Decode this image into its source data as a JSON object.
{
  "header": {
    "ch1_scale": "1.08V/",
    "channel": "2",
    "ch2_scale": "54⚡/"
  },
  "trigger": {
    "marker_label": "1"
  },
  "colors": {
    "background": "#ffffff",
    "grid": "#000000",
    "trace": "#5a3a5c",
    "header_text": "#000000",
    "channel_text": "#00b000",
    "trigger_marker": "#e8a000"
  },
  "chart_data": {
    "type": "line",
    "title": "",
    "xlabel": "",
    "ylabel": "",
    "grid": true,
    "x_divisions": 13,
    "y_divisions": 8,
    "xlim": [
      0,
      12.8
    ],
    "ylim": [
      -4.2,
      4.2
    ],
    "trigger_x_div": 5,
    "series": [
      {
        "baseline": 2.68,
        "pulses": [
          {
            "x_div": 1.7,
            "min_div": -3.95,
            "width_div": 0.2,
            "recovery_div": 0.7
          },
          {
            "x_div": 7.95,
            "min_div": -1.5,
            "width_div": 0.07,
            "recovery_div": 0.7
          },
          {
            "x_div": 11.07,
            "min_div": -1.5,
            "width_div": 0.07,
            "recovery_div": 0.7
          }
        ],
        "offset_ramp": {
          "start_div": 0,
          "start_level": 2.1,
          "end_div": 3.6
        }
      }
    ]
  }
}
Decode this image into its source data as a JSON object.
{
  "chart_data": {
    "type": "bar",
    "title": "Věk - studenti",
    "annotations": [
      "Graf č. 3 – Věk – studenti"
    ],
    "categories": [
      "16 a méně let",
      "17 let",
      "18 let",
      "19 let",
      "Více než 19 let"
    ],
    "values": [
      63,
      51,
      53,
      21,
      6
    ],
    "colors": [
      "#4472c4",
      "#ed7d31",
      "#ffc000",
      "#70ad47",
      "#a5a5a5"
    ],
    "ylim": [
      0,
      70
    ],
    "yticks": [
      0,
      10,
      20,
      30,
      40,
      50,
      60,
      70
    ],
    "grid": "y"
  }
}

→ Goal: In the entries above, how many lines contain the word "studenti"? Answer with the number only.

→ Answer below: 2